_STORED RECORDS_:
------

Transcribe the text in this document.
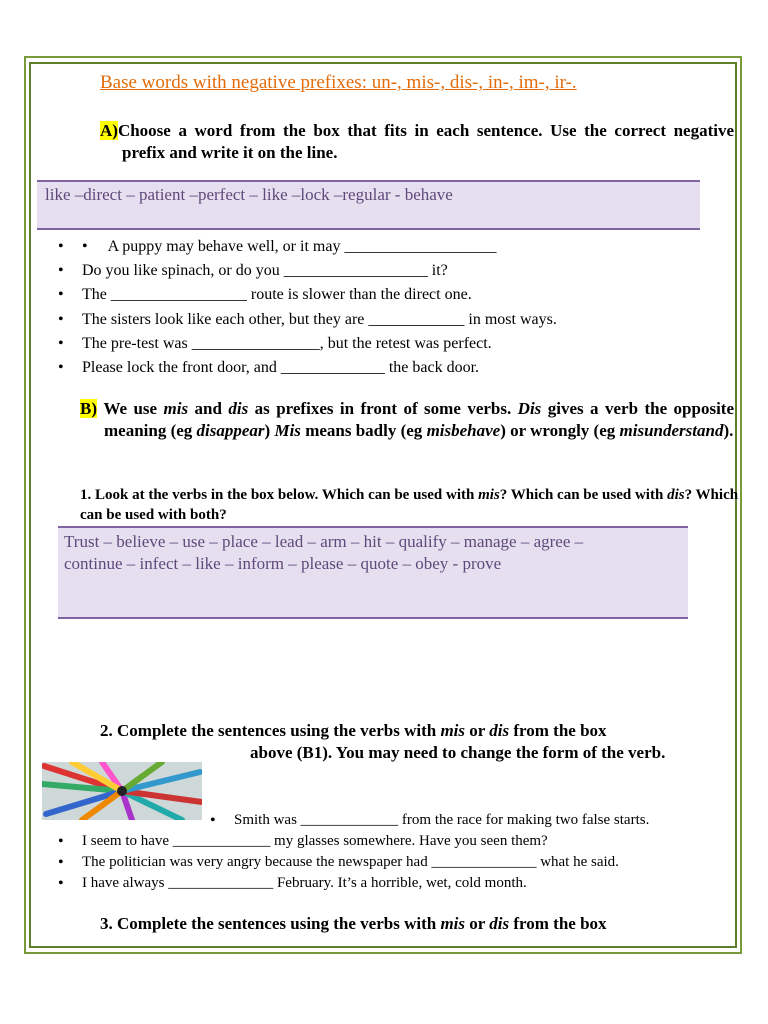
Base words with negative prefixes: un-, mis-, dis-, in-, im-, ir-.
A)Choose a word from the box that fits in each sentence. Use the correct negative prefix and write it on the line.
like –direct – patient –perfect – like –lock –regular - behave
• • A puppy may behave well, or it may ___________________
• Do you like spinach, or do you __________________ it?
• The _________________ route is slower than the direct one.
• The sisters look like each other, but they are ____________ in most ways.
• The pre-test was ________________, but the retest was perfect.
• Please lock the front door, and _____________ the back door.
B) We use mis and dis as prefixes in front of some verbs. Dis gives a verb the opposite meaning (eg disappear) Mis means badly (eg misbehave) or wrongly (eg misunderstand).
1. Look at the verbs in the box below. Which can be used with mis? Which can be used with dis? Which can be used with both?
Trust – believe – use – place – lead – arm – hit – qualify – manage – agree –
continue – infect – like – inform – please – quote – obey - prove
2. Complete the sentences using the verbs with mis or dis from the box
above (B1). You may need to change the form of the verb.
• Smith was _____________ from the race for making two false starts.
• I seem to have _____________ my glasses somewhere. Have you seen them?
• The politician was very angry because the newspaper had ______________ what he said.
• I have always ______________ February. It’s a horrible, wet, cold month.
3. Complete the sentences using the verbs with mis or dis from the box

------

_TASK PROMPT_: Pictures are excluded; copy every other part of the records exactly.

_TASK ANSWER_:
Transcribe the text in this document.
Base words with negative prefixes: un-, mis-, dis-, in-, im-, ir-.
A)Choose a word from the box that fits in each sentence. Use the correct negative prefix and write it on the line.
like –direct – patient –perfect – like –lock –regular - behave
• • A puppy may behave well, or it may ___________________
• Do you like spinach, or do you __________________ it?
• The _________________ route is slower than the direct one.
• The sisters look like each other, but they are ____________ in most ways.
• The pre-test was ________________, but the retest was perfect.
• Please lock the front door, and _____________ the back door.
B) We use mis and dis as prefixes in front of some verbs. Dis gives a verb the opposite meaning (eg disappear) Mis means badly (eg misbehave) or wrongly (eg misunderstand).
1. Look at the verbs in the box below. Which can be used with mis? Which can be used with dis? Which can be used with both?
Trust – believe – use – place – lead – arm – hit – qualify – manage – agree –
continue – infect – like – inform – please – quote – obey - prove
2. Complete the sentences using the verbs with mis or dis from the box
above (B1). You may need to change the form of the verb.
• Smith was _____________ from the race for making two false starts.
• I seem to have _____________ my glasses somewhere. Have you seen them?
• The politician was very angry because the newspaper had ______________ what he said.
• I have always ______________ February. It’s a horrible, wet, cold month.
3. Complete the sentences using the verbs with mis or dis from the box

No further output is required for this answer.